Rows from a dataset:
:::::

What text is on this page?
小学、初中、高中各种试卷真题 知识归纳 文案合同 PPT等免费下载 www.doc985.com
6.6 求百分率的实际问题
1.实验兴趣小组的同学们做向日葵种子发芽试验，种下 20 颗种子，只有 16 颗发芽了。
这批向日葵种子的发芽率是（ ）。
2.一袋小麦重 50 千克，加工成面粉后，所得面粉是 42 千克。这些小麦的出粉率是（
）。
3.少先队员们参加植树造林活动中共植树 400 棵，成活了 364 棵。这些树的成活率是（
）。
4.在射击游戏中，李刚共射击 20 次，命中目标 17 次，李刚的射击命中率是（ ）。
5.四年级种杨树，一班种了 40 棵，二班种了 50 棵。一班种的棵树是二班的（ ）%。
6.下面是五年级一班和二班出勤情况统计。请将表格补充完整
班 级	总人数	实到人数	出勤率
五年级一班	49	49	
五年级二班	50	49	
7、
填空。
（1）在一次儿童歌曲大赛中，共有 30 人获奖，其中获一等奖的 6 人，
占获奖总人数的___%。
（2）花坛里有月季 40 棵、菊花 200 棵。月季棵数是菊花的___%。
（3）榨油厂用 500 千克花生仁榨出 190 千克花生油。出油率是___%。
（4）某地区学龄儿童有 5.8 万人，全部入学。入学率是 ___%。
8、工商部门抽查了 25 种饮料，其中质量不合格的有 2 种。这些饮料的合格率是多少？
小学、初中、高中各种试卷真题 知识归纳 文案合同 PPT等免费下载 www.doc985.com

:::::

Exercise goal: Exactly reproduce every record.

Result of the exercise:
What text is on this page?
小学、初中、高中各种试卷真题 知识归纳 文案合同 PPT等免费下载 www.doc985.com
6.6 求百分率的实际问题
1.实验兴趣小组的同学们做向日葵种子发芽试验，种下 20 颗种子，只有 16 颗发芽了。
这批向日葵种子的发芽率是（ ）。
2.一袋小麦重 50 千克，加工成面粉后，所得面粉是 42 千克。这些小麦的出粉率是（
）。
3.少先队员们参加植树造林活动中共植树 400 棵，成活了 364 棵。这些树的成活率是（
）。
4.在射击游戏中，李刚共射击 20 次，命中目标 17 次，李刚的射击命中率是（ ）。
5.四年级种杨树，一班种了 40 棵，二班种了 50 棵。一班种的棵树是二班的（ ）%。
6.下面是五年级一班和二班出勤情况统计。请将表格补充完整
班 级	总人数	实到人数	出勤率
五年级一班	49	49	
五年级二班	50	49	
7、
填空。
（1）在一次儿童歌曲大赛中，共有 30 人获奖，其中获一等奖的 6 人，
占获奖总人数的___%。
（2）花坛里有月季 40 棵、菊花 200 棵。月季棵数是菊花的___%。
（3）榨油厂用 500 千克花生仁榨出 190 千克花生油。出油率是___%。
（4）某地区学龄儿童有 5.8 万人，全部入学。入学率是 ___%。
8、工商部门抽查了 25 种饮料，其中质量不合格的有 2 种。这些饮料的合格率是多少？
小学、初中、高中各种试卷真题 知识归纳 文案合同 PPT等免费下载 www.doc985.com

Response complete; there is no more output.